--- BEGIN ---
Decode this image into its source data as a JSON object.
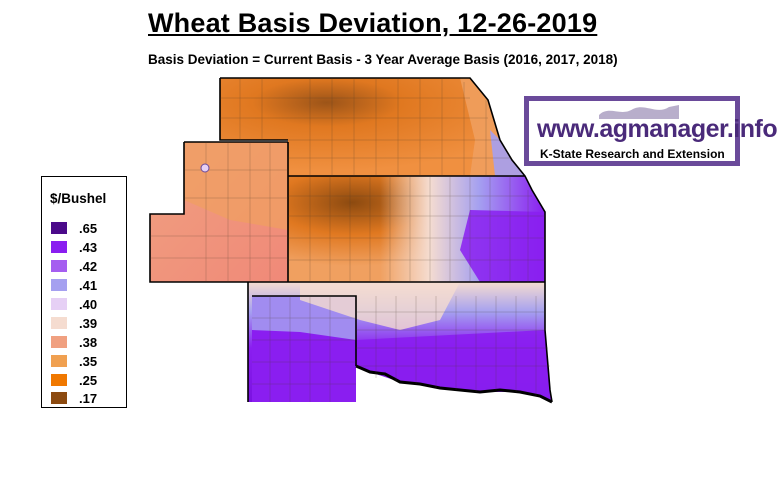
{
  "title": "Wheat Basis Deviation, 12-26-2019",
  "subtitle": "Basis Deviation = Current Basis - 3 Year Average Basis (2016, 2017, 2018)",
  "legend": {
    "title": "$/Bushel",
    "items": [
      {
        "label": ".65",
        "color": "#4b0a8a"
      },
      {
        "label": ".43",
        "color": "#8a1ef0"
      },
      {
        "label": ".42",
        "color": "#a55ef0"
      },
      {
        "label": ".41",
        "color": "#a5a0f0"
      },
      {
        "label": ".40",
        "color": "#e6d0f5"
      },
      {
        "label": ".39",
        "color": "#f5dcd0"
      },
      {
        "label": ".38",
        "color": "#f0a080"
      },
      {
        "label": ".35",
        "color": "#f0a050"
      },
      {
        "label": ".25",
        "color": "#f07800"
      },
      {
        "label": ".17",
        "color": "#8c4a10"
      }
    ]
  },
  "logo": {
    "url_text": "www.agmanager.info",
    "subtitle": "K-State Research and Extension",
    "color": "#6a4a9a"
  },
  "colors": {
    "orange_dark": "#8c4a10",
    "orange": "#e07820",
    "light_orange": "#f0a060",
    "salmon": "#f0a080",
    "pink": "#f5dcd0",
    "lavender": "#a5a0f0",
    "purple": "#8a1ef0"
  }
}
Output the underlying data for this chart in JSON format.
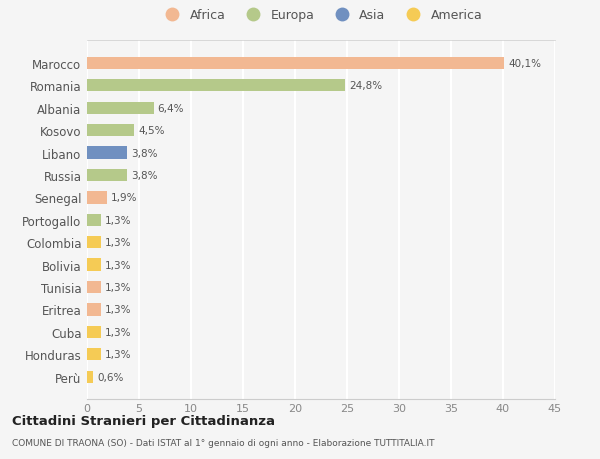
{
  "categories": [
    "Marocco",
    "Romania",
    "Albania",
    "Kosovo",
    "Libano",
    "Russia",
    "Senegal",
    "Portogallo",
    "Colombia",
    "Bolivia",
    "Tunisia",
    "Eritrea",
    "Cuba",
    "Honduras",
    "Perù"
  ],
  "values": [
    40.1,
    24.8,
    6.4,
    4.5,
    3.8,
    3.8,
    1.9,
    1.3,
    1.3,
    1.3,
    1.3,
    1.3,
    1.3,
    1.3,
    0.6
  ],
  "labels": [
    "40,1%",
    "24,8%",
    "6,4%",
    "4,5%",
    "3,8%",
    "3,8%",
    "1,9%",
    "1,3%",
    "1,3%",
    "1,3%",
    "1,3%",
    "1,3%",
    "1,3%",
    "1,3%",
    "0,6%"
  ],
  "colors": [
    "#F2B892",
    "#B5C98A",
    "#B5C98A",
    "#B5C98A",
    "#7090C0",
    "#B5C98A",
    "#F2B892",
    "#B5C98A",
    "#F5CB55",
    "#F5CB55",
    "#F2B892",
    "#F2B892",
    "#F5CB55",
    "#F5CB55",
    "#F5CB55"
  ],
  "legend": [
    {
      "label": "Africa",
      "color": "#F2B892"
    },
    {
      "label": "Europa",
      "color": "#B5C98A"
    },
    {
      "label": "Asia",
      "color": "#7090C0"
    },
    {
      "label": "America",
      "color": "#F5CB55"
    }
  ],
  "xlim": [
    0,
    45
  ],
  "xticks": [
    0,
    5,
    10,
    15,
    20,
    25,
    30,
    35,
    40,
    45
  ],
  "title": "Cittadini Stranieri per Cittadinanza",
  "subtitle": "COMUNE DI TRAONA (SO) - Dati ISTAT al 1° gennaio di ogni anno - Elaborazione TUTTITALIA.IT",
  "background_color": "#f5f5f5",
  "grid_color": "#ffffff",
  "bar_height": 0.55
}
--- END ---
**Exercise aim:** Copy out all the entries exactly. Images stay out of the copy.

**Task output:**
Decode this image into its source data as a JSON object.
{
  "title": "Wheat Basis Deviation, 12-26-2019",
  "subtitle": "Basis Deviation = Current Basis - 3 Year Average Basis (2016, 2017, 2018)",
  "legend": {
    "title": "$/Bushel",
    "items": [
      {
        "label": ".65",
        "color": "#4b0a8a"
      },
      {
        "label": ".43",
        "color": "#8a1ef0"
      },
      {
        "label": ".42",
        "color": "#a55ef0"
      },
      {
        "label": ".41",
        "color": "#a5a0f0"
      },
      {
        "label": ".40",
        "color": "#e6d0f5"
      },
      {
        "label": ".39",
        "color": "#f5dcd0"
      },
      {
        "label": ".38",
        "color": "#f0a080"
      },
      {
        "label": ".35",
        "color": "#f0a050"
      },
      {
        "label": ".25",
        "color": "#f07800"
      },
      {
        "label": ".17",
        "color": "#8c4a10"
      }
    ]
  },
  "logo": {
    "url_text": "www.agmanager.info",
    "subtitle": "K-State Research and Extension",
    "color": "#6a4a9a"
  },
  "colors": {
    "orange_dark": "#8c4a10",
    "orange": "#e07820",
    "light_orange": "#f0a060",
    "salmon": "#f0a080",
    "pink": "#f5dcd0",
    "lavender": "#a5a0f0",
    "purple": "#8a1ef0"
  }
}
Output the underlying data for this chart in JSON format.
{
  "categories": [
    "Marocco",
    "Romania",
    "Albania",
    "Kosovo",
    "Libano",
    "Russia",
    "Senegal",
    "Portogallo",
    "Colombia",
    "Bolivia",
    "Tunisia",
    "Eritrea",
    "Cuba",
    "Honduras",
    "Perù"
  ],
  "values": [
    40.1,
    24.8,
    6.4,
    4.5,
    3.8,
    3.8,
    1.9,
    1.3,
    1.3,
    1.3,
    1.3,
    1.3,
    1.3,
    1.3,
    0.6
  ],
  "labels": [
    "40,1%",
    "24,8%",
    "6,4%",
    "4,5%",
    "3,8%",
    "3,8%",
    "1,9%",
    "1,3%",
    "1,3%",
    "1,3%",
    "1,3%",
    "1,3%",
    "1,3%",
    "1,3%",
    "0,6%"
  ],
  "colors": [
    "#F2B892",
    "#B5C98A",
    "#B5C98A",
    "#B5C98A",
    "#7090C0",
    "#B5C98A",
    "#F2B892",
    "#B5C98A",
    "#F5CB55",
    "#F5CB55",
    "#F2B892",
    "#F2B892",
    "#F5CB55",
    "#F5CB55",
    "#F5CB55"
  ],
  "legend": [
    {
      "label": "Africa",
      "color": "#F2B892"
    },
    {
      "label": "Europa",
      "color": "#B5C98A"
    },
    {
      "label": "Asia",
      "color": "#7090C0"
    },
    {
      "label": "America",
      "color": "#F5CB55"
    }
  ],
  "xlim": [
    0,
    45
  ],
  "xticks": [
    0,
    5,
    10,
    15,
    20,
    25,
    30,
    35,
    40,
    45
  ],
  "title": "Cittadini Stranieri per Cittadinanza",
  "subtitle": "COMUNE DI TRAONA (SO) - Dati ISTAT al 1° gennaio di ogni anno - Elaborazione TUTTITALIA.IT",
  "background_color": "#f5f5f5",
  "grid_color": "#ffffff",
  "bar_height": 0.55
}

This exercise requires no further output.